[Records from a dataset]
----------------------------------------
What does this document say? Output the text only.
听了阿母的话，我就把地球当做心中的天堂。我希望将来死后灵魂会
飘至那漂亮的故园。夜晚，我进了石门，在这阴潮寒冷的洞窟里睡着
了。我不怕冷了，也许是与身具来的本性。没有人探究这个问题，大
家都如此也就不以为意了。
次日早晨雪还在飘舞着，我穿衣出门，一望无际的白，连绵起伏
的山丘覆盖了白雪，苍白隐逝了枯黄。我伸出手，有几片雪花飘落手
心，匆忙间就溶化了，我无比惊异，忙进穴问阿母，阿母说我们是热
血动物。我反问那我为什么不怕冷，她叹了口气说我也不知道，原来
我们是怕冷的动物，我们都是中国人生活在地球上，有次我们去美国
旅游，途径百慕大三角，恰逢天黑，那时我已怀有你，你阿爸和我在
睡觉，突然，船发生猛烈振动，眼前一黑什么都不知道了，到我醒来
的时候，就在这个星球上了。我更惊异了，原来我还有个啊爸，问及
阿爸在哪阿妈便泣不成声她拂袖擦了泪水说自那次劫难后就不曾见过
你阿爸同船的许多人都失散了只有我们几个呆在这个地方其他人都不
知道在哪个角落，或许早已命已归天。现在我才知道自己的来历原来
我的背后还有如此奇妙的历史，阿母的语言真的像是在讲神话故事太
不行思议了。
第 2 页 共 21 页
----------------------------------------
Directions: Return the entries in full, keeping every line exactly as it is.

Written solution:
What does this document say? Output the text only.
听了阿母的话，我就把地球当做心中的天堂。我希望将来死后灵魂会
飘至那漂亮的故园。夜晚，我进了石门，在这阴潮寒冷的洞窟里睡着
了。我不怕冷了，也许是与身具来的本性。没有人探究这个问题，大
家都如此也就不以为意了。
次日早晨雪还在飘舞着，我穿衣出门，一望无际的白，连绵起伏
的山丘覆盖了白雪，苍白隐逝了枯黄。我伸出手，有几片雪花飘落手
心，匆忙间就溶化了，我无比惊异，忙进穴问阿母，阿母说我们是热
血动物。我反问那我为什么不怕冷，她叹了口气说我也不知道，原来
我们是怕冷的动物，我们都是中国人生活在地球上，有次我们去美国
旅游，途径百慕大三角，恰逢天黑，那时我已怀有你，你阿爸和我在
睡觉，突然，船发生猛烈振动，眼前一黑什么都不知道了，到我醒来
的时候，就在这个星球上了。我更惊异了，原来我还有个啊爸，问及
阿爸在哪阿妈便泣不成声她拂袖擦了泪水说自那次劫难后就不曾见过
你阿爸同船的许多人都失散了只有我们几个呆在这个地方其他人都不
知道在哪个角落，或许早已命已归天。现在我才知道自己的来历原来
我的背后还有如此奇妙的历史，阿母的语言真的像是在讲神话故事太
不行思议了。
第 2 页 共 21 页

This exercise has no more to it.